Stored items:

* START *

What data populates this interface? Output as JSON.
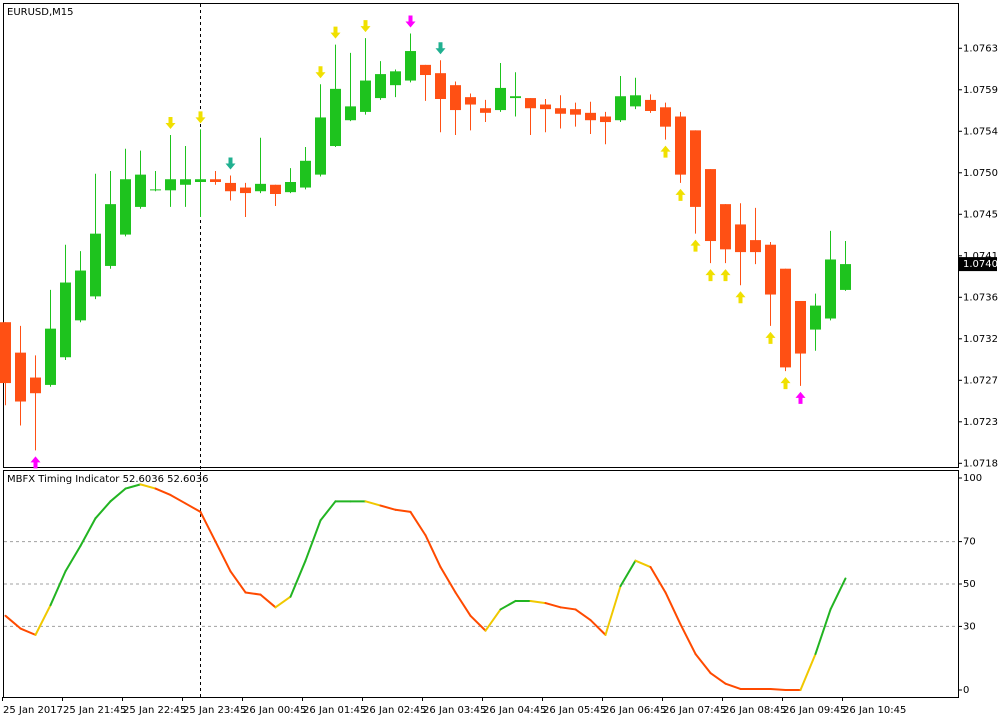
{
  "chart_data": [
    {
      "type": "candlestick",
      "title": "EURUSD,M15",
      "open": [
        1.07338,
        1.07305,
        1.07278,
        1.0727,
        1.073,
        1.0734,
        1.07366,
        1.07399,
        1.07433,
        1.07463,
        1.07481,
        1.07481,
        1.07487,
        1.0749,
        1.07493,
        1.07489,
        1.07484,
        1.0748,
        1.07487,
        1.07479,
        1.07484,
        1.07498,
        1.07529,
        1.07557,
        1.07566,
        1.07581,
        1.07595,
        1.076,
        1.07617,
        1.07608,
        1.07595,
        1.07582,
        1.0757,
        1.07568,
        1.07581,
        1.07581,
        1.07574,
        1.0757,
        1.07569,
        1.07565,
        1.07561,
        1.07557,
        1.07572,
        1.07579,
        1.07571,
        1.07561,
        1.07546,
        1.07504,
        1.07466,
        1.07444,
        1.07427,
        1.07422,
        1.07396,
        1.07361,
        1.0733,
        1.07342,
        1.07373
      ],
      "high": [
        1.07338,
        1.07334,
        1.07302,
        1.07373,
        1.07422,
        1.07415,
        1.07499,
        1.07502,
        1.07526,
        1.07524,
        1.07502,
        1.07541,
        1.07529,
        1.07547,
        1.07502,
        1.07497,
        1.07489,
        1.07538,
        1.07487,
        1.07505,
        1.07528,
        1.07596,
        1.07639,
        1.0763,
        1.07646,
        1.07621,
        1.07612,
        1.07651,
        1.07617,
        1.07622,
        1.07599,
        1.07586,
        1.07579,
        1.07619,
        1.07609,
        1.07581,
        1.0758,
        1.07584,
        1.07576,
        1.07577,
        1.07566,
        1.07605,
        1.07603,
        1.07585,
        1.07576,
        1.07566,
        1.07546,
        1.07504,
        1.07466,
        1.07467,
        1.07462,
        1.07425,
        1.07396,
        1.07361,
        1.07369,
        1.07437,
        1.07426
      ],
      "low": [
        1.07248,
        1.07226,
        1.07199,
        1.07268,
        1.07297,
        1.07338,
        1.07363,
        1.07396,
        1.07431,
        1.07461,
        1.0748,
        1.07463,
        1.07463,
        1.07452,
        1.07487,
        1.0747,
        1.07452,
        1.07478,
        1.07464,
        1.07478,
        1.07482,
        1.07496,
        1.07528,
        1.07556,
        1.07563,
        1.07579,
        1.07582,
        1.07598,
        1.07578,
        1.07544,
        1.07541,
        1.07546,
        1.07555,
        1.07566,
        1.07561,
        1.07541,
        1.07544,
        1.07548,
        1.0755,
        1.07542,
        1.07531,
        1.07555,
        1.07569,
        1.07565,
        1.07536,
        1.07489,
        1.07434,
        1.07402,
        1.07402,
        1.07378,
        1.07401,
        1.07334,
        1.07285,
        1.07269,
        1.07307,
        1.0734,
        1.07372
      ],
      "close": [
        1.07272,
        1.07252,
        1.07261,
        1.07331,
        1.07381,
        1.07394,
        1.07434,
        1.07466,
        1.07493,
        1.07498,
        1.07482,
        1.07493,
        1.07493,
        1.07493,
        1.0749,
        1.0748,
        1.07478,
        1.07488,
        1.07477,
        1.0749,
        1.07513,
        1.0756,
        1.07591,
        1.07572,
        1.076,
        1.07607,
        1.0761,
        1.07632,
        1.07606,
        1.0758,
        1.07568,
        1.07574,
        1.07565,
        1.07592,
        1.07583,
        1.0757,
        1.07569,
        1.07564,
        1.07563,
        1.07557,
        1.07555,
        1.07583,
        1.07584,
        1.07567,
        1.0755,
        1.07498,
        1.07463,
        1.07426,
        1.07417,
        1.07414,
        1.07414,
        1.07368,
        1.07289,
        1.07304,
        1.07356,
        1.07406,
        1.07401
      ],
      "up_color": "#1ec31e",
      "down_color": "#ff5014",
      "current_price": 1.07401,
      "ylim": [
        1.07181,
        1.07683
      ],
      "yticks": [
        1.07635,
        {
          "value": 1.0759,
          "label": "1.07590"
        },
        1.07545,
        {
          "value": 1.075,
          "label": "1.07500"
        },
        1.07455,
        {
          "value": 1.0741,
          "label": "1.07410"
        },
        1.07365,
        {
          "value": 1.0732,
          "label": "1.07320"
        },
        1.07275,
        {
          "value": 1.0723,
          "label": "1.07230"
        },
        1.07185
      ],
      "sell_arrows": [
        {
          "index": 11,
          "color": "#f0e000"
        },
        {
          "index": 13,
          "color": "#f0e000"
        },
        {
          "index": 15,
          "color": "#20b090"
        },
        {
          "index": 21,
          "color": "#f0e000"
        },
        {
          "index": 22,
          "color": "#f0e000"
        },
        {
          "index": 24,
          "color": "#f0e000"
        },
        {
          "index": 27,
          "color": "#ff00ff"
        },
        {
          "index": 29,
          "color": "#20b090"
        }
      ],
      "buy_arrows": [
        {
          "index": 2,
          "color": "#ff00ff"
        },
        {
          "index": 44,
          "color": "#f0e000"
        },
        {
          "index": 45,
          "color": "#f0e000"
        },
        {
          "index": 46,
          "color": "#f0e000"
        },
        {
          "index": 47,
          "color": "#f0e000"
        },
        {
          "index": 48,
          "color": "#f0e000"
        },
        {
          "index": 49,
          "color": "#f0e000"
        },
        {
          "index": 51,
          "color": "#f0e000"
        },
        {
          "index": 52,
          "color": "#f0e000"
        },
        {
          "index": 53,
          "color": "#ff00ff"
        }
      ]
    },
    {
      "type": "line",
      "title": "MBFX Timing Indicator 52.6036 52.6036",
      "categories": [
        "25 Jan 2017",
        null,
        null,
        null,
        "25 Jan 21:45",
        null,
        null,
        null,
        "25 Jan 22:45",
        null,
        null,
        null,
        "25 Jan 23:45",
        null,
        null,
        null,
        "26 Jan 00:45",
        null,
        null,
        null,
        "26 Jan 01:45",
        null,
        null,
        null,
        "26 Jan 02:45",
        null,
        null,
        null,
        "26 Jan 03:45",
        null,
        null,
        null,
        "26 Jan 04:45",
        null,
        null,
        null,
        "26 Jan 05:45",
        null,
        null,
        null,
        "26 Jan 06:45",
        null,
        null,
        null,
        "26 Jan 07:45",
        null,
        null,
        null,
        "26 Jan 08:45",
        null,
        null,
        null,
        "26 Jan 09:45",
        null,
        null,
        null,
        "26 Jan 10:45"
      ],
      "values": [
        35,
        29,
        26,
        40,
        56,
        68,
        81,
        89,
        95,
        97,
        95,
        92,
        88,
        84,
        70,
        56,
        46,
        45,
        39,
        44,
        61,
        80,
        89,
        89,
        89,
        87,
        85,
        84,
        73,
        58,
        46,
        35,
        28,
        38,
        42,
        42,
        41,
        39,
        38,
        33,
        26,
        49,
        61,
        58,
        46,
        31,
        17,
        8,
        3,
        0.5,
        0.5,
        0.5,
        0,
        0,
        17,
        38,
        52.6036
      ],
      "colors": {
        "up": "#22b422",
        "down": "#ff4a00",
        "turn": "#f0c800"
      },
      "ylim": [
        -3.3,
        103.3
      ],
      "yticks": [
        100,
        70,
        50,
        30,
        0
      ],
      "levels": [
        70,
        50,
        30
      ]
    }
  ]
}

* END *

- Task objective: Retype all entries exactly as they appear, dropping the images.

- Result for this exercise:
What data populates this interface? Output as JSON.
{
  "chart_data": [
    {
      "type": "candlestick",
      "title": "EURUSD,M15",
      "open": [
        1.07338,
        1.07305,
        1.07278,
        1.0727,
        1.073,
        1.0734,
        1.07366,
        1.07399,
        1.07433,
        1.07463,
        1.07481,
        1.07481,
        1.07487,
        1.0749,
        1.07493,
        1.07489,
        1.07484,
        1.0748,
        1.07487,
        1.07479,
        1.07484,
        1.07498,
        1.07529,
        1.07557,
        1.07566,
        1.07581,
        1.07595,
        1.076,
        1.07617,
        1.07608,
        1.07595,
        1.07582,
        1.0757,
        1.07568,
        1.07581,
        1.07581,
        1.07574,
        1.0757,
        1.07569,
        1.07565,
        1.07561,
        1.07557,
        1.07572,
        1.07579,
        1.07571,
        1.07561,
        1.07546,
        1.07504,
        1.07466,
        1.07444,
        1.07427,
        1.07422,
        1.07396,
        1.07361,
        1.0733,
        1.07342,
        1.07373
      ],
      "high": [
        1.07338,
        1.07334,
        1.07302,
        1.07373,
        1.07422,
        1.07415,
        1.07499,
        1.07502,
        1.07526,
        1.07524,
        1.07502,
        1.07541,
        1.07529,
        1.07547,
        1.07502,
        1.07497,
        1.07489,
        1.07538,
        1.07487,
        1.07505,
        1.07528,
        1.07596,
        1.07639,
        1.0763,
        1.07646,
        1.07621,
        1.07612,
        1.07651,
        1.07617,
        1.07622,
        1.07599,
        1.07586,
        1.07579,
        1.07619,
        1.07609,
        1.07581,
        1.0758,
        1.07584,
        1.07576,
        1.07577,
        1.07566,
        1.07605,
        1.07603,
        1.07585,
        1.07576,
        1.07566,
        1.07546,
        1.07504,
        1.07466,
        1.07467,
        1.07462,
        1.07425,
        1.07396,
        1.07361,
        1.07369,
        1.07437,
        1.07426
      ],
      "low": [
        1.07248,
        1.07226,
        1.07199,
        1.07268,
        1.07297,
        1.07338,
        1.07363,
        1.07396,
        1.07431,
        1.07461,
        1.0748,
        1.07463,
        1.07463,
        1.07452,
        1.07487,
        1.0747,
        1.07452,
        1.07478,
        1.07464,
        1.07478,
        1.07482,
        1.07496,
        1.07528,
        1.07556,
        1.07563,
        1.07579,
        1.07582,
        1.07598,
        1.07578,
        1.07544,
        1.07541,
        1.07546,
        1.07555,
        1.07566,
        1.07561,
        1.07541,
        1.07544,
        1.07548,
        1.0755,
        1.07542,
        1.07531,
        1.07555,
        1.07569,
        1.07565,
        1.07536,
        1.07489,
        1.07434,
        1.07402,
        1.07402,
        1.07378,
        1.07401,
        1.07334,
        1.07285,
        1.07269,
        1.07307,
        1.0734,
        1.07372
      ],
      "close": [
        1.07272,
        1.07252,
        1.07261,
        1.07331,
        1.07381,
        1.07394,
        1.07434,
        1.07466,
        1.07493,
        1.07498,
        1.07482,
        1.07493,
        1.07493,
        1.07493,
        1.0749,
        1.0748,
        1.07478,
        1.07488,
        1.07477,
        1.0749,
        1.07513,
        1.0756,
        1.07591,
        1.07572,
        1.076,
        1.07607,
        1.0761,
        1.07632,
        1.07606,
        1.0758,
        1.07568,
        1.07574,
        1.07565,
        1.07592,
        1.07583,
        1.0757,
        1.07569,
        1.07564,
        1.07563,
        1.07557,
        1.07555,
        1.07583,
        1.07584,
        1.07567,
        1.0755,
        1.07498,
        1.07463,
        1.07426,
        1.07417,
        1.07414,
        1.07414,
        1.07368,
        1.07289,
        1.07304,
        1.07356,
        1.07406,
        1.07401
      ],
      "up_color": "#1ec31e",
      "down_color": "#ff5014",
      "current_price": 1.07401,
      "ylim": [
        1.07181,
        1.07683
      ],
      "yticks": [
        1.07635,
        {
          "value": 1.0759,
          "label": "1.07590"
        },
        1.07545,
        {
          "value": 1.075,
          "label": "1.07500"
        },
        1.07455,
        {
          "value": 1.0741,
          "label": "1.07410"
        },
        1.07365,
        {
          "value": 1.0732,
          "label": "1.07320"
        },
        1.07275,
        {
          "value": 1.0723,
          "label": "1.07230"
        },
        1.07185
      ],
      "sell_arrows": [
        {
          "index": 11,
          "color": "#f0e000"
        },
        {
          "index": 13,
          "color": "#f0e000"
        },
        {
          "index": 15,
          "color": "#20b090"
        },
        {
          "index": 21,
          "color": "#f0e000"
        },
        {
          "index": 22,
          "color": "#f0e000"
        },
        {
          "index": 24,
          "color": "#f0e000"
        },
        {
          "index": 27,
          "color": "#ff00ff"
        },
        {
          "index": 29,
          "color": "#20b090"
        }
      ],
      "buy_arrows": [
        {
          "index": 2,
          "color": "#ff00ff"
        },
        {
          "index": 44,
          "color": "#f0e000"
        },
        {
          "index": 45,
          "color": "#f0e000"
        },
        {
          "index": 46,
          "color": "#f0e000"
        },
        {
          "index": 47,
          "color": "#f0e000"
        },
        {
          "index": 48,
          "color": "#f0e000"
        },
        {
          "index": 49,
          "color": "#f0e000"
        },
        {
          "index": 51,
          "color": "#f0e000"
        },
        {
          "index": 52,
          "color": "#f0e000"
        },
        {
          "index": 53,
          "color": "#ff00ff"
        }
      ]
    },
    {
      "type": "line",
      "title": "MBFX Timing Indicator 52.6036 52.6036",
      "categories": [
        "25 Jan 2017",
        null,
        null,
        null,
        "25 Jan 21:45",
        null,
        null,
        null,
        "25 Jan 22:45",
        null,
        null,
        null,
        "25 Jan 23:45",
        null,
        null,
        null,
        "26 Jan 00:45",
        null,
        null,
        null,
        "26 Jan 01:45",
        null,
        null,
        null,
        "26 Jan 02:45",
        null,
        null,
        null,
        "26 Jan 03:45",
        null,
        null,
        null,
        "26 Jan 04:45",
        null,
        null,
        null,
        "26 Jan 05:45",
        null,
        null,
        null,
        "26 Jan 06:45",
        null,
        null,
        null,
        "26 Jan 07:45",
        null,
        null,
        null,
        "26 Jan 08:45",
        null,
        null,
        null,
        "26 Jan 09:45",
        null,
        null,
        null,
        "26 Jan 10:45"
      ],
      "values": [
        35,
        29,
        26,
        40,
        56,
        68,
        81,
        89,
        95,
        97,
        95,
        92,
        88,
        84,
        70,
        56,
        46,
        45,
        39,
        44,
        61,
        80,
        89,
        89,
        89,
        87,
        85,
        84,
        73,
        58,
        46,
        35,
        28,
        38,
        42,
        42,
        41,
        39,
        38,
        33,
        26,
        49,
        61,
        58,
        46,
        31,
        17,
        8,
        3,
        0.5,
        0.5,
        0.5,
        0,
        0,
        17,
        38,
        52.6036
      ],
      "colors": {
        "up": "#22b422",
        "down": "#ff4a00",
        "turn": "#f0c800"
      },
      "ylim": [
        -3.3,
        103.3
      ],
      "yticks": [
        100,
        70,
        50,
        30,
        0
      ],
      "levels": [
        70,
        50,
        30
      ]
    }
  ]
}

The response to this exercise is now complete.